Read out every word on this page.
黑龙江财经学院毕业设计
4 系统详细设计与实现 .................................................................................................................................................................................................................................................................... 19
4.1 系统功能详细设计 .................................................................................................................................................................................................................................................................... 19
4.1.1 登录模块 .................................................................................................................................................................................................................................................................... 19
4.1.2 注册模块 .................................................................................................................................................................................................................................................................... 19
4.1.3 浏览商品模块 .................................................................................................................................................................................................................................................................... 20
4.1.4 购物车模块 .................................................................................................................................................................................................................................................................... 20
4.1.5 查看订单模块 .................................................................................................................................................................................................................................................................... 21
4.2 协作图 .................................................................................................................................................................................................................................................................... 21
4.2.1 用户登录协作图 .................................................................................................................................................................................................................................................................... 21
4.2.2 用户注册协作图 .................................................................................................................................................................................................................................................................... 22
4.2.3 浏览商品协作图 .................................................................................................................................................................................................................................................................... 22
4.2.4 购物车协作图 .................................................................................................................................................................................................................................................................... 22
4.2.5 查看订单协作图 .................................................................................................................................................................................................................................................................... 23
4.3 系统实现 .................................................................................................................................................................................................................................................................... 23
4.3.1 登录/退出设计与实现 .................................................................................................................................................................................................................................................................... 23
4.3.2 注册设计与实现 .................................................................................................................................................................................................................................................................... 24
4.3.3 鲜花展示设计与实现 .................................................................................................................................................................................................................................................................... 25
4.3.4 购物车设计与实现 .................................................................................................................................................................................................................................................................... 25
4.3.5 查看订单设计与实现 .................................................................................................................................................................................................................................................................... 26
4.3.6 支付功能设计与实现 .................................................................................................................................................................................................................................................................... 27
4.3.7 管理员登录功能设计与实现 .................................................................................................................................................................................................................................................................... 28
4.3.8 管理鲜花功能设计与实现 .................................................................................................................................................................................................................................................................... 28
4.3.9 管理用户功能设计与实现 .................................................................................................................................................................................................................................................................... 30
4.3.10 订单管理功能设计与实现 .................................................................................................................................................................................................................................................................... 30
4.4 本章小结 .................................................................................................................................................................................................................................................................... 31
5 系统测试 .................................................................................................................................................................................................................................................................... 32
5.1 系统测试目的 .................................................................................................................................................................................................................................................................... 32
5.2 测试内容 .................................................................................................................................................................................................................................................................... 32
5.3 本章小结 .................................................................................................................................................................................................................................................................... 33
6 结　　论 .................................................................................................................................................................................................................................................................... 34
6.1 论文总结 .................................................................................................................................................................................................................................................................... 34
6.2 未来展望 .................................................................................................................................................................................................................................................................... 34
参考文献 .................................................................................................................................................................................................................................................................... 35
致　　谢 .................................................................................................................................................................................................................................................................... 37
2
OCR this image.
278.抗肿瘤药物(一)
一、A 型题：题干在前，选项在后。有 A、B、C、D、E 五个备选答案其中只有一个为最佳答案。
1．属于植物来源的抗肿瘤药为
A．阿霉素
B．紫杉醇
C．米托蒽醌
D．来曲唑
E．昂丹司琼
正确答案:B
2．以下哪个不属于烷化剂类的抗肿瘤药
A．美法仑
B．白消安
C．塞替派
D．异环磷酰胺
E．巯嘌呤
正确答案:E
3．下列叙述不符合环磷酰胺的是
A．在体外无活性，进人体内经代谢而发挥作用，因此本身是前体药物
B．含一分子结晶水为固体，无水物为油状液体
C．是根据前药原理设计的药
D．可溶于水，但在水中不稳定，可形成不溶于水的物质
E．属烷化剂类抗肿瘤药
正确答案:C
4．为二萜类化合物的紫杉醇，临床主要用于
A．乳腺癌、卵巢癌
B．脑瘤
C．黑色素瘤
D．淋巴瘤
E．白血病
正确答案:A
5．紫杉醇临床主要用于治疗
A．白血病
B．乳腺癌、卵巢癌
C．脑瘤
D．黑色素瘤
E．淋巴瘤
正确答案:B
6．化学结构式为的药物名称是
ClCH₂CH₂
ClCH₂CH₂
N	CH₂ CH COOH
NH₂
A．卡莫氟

======

# EXERCISE OBJECTIVE:
Exactly and exclusively, repeat the lines from the line that contains "OCR this image." through the end of the records, both ends included.

# RESULT BELOW:
OCR this image.
278.抗肿瘤药物(一)
一、A 型题：题干在前，选项在后。有 A、B、C、D、E 五个备选答案其中只有一个为最佳答案。
1．属于植物来源的抗肿瘤药为
A．阿霉素
B．紫杉醇
C．米托蒽醌
D．来曲唑
E．昂丹司琼
正确答案:B
2．以下哪个不属于烷化剂类的抗肿瘤药
A．美法仑
B．白消安
C．塞替派
D．异环磷酰胺
E．巯嘌呤
正确答案:E
3．下列叙述不符合环磷酰胺的是
A．在体外无活性，进人体内经代谢而发挥作用，因此本身是前体药物
B．含一分子结晶水为固体，无水物为油状液体
C．是根据前药原理设计的药
D．可溶于水，但在水中不稳定，可形成不溶于水的物质
E．属烷化剂类抗肿瘤药
正确答案:C
4．为二萜类化合物的紫杉醇，临床主要用于
A．乳腺癌、卵巢癌
B．脑瘤
C．黑色素瘤
D．淋巴瘤
E．白血病
正确答案:A
5．紫杉醇临床主要用于治疗
A．白血病
B．乳腺癌、卵巢癌
C．脑瘤
D．黑色素瘤
E．淋巴瘤
正确答案:B
6．化学结构式为的药物名称是
ClCH₂CH₂
ClCH₂CH₂
N	CH₂ CH COOH
NH₂
A．卡莫氟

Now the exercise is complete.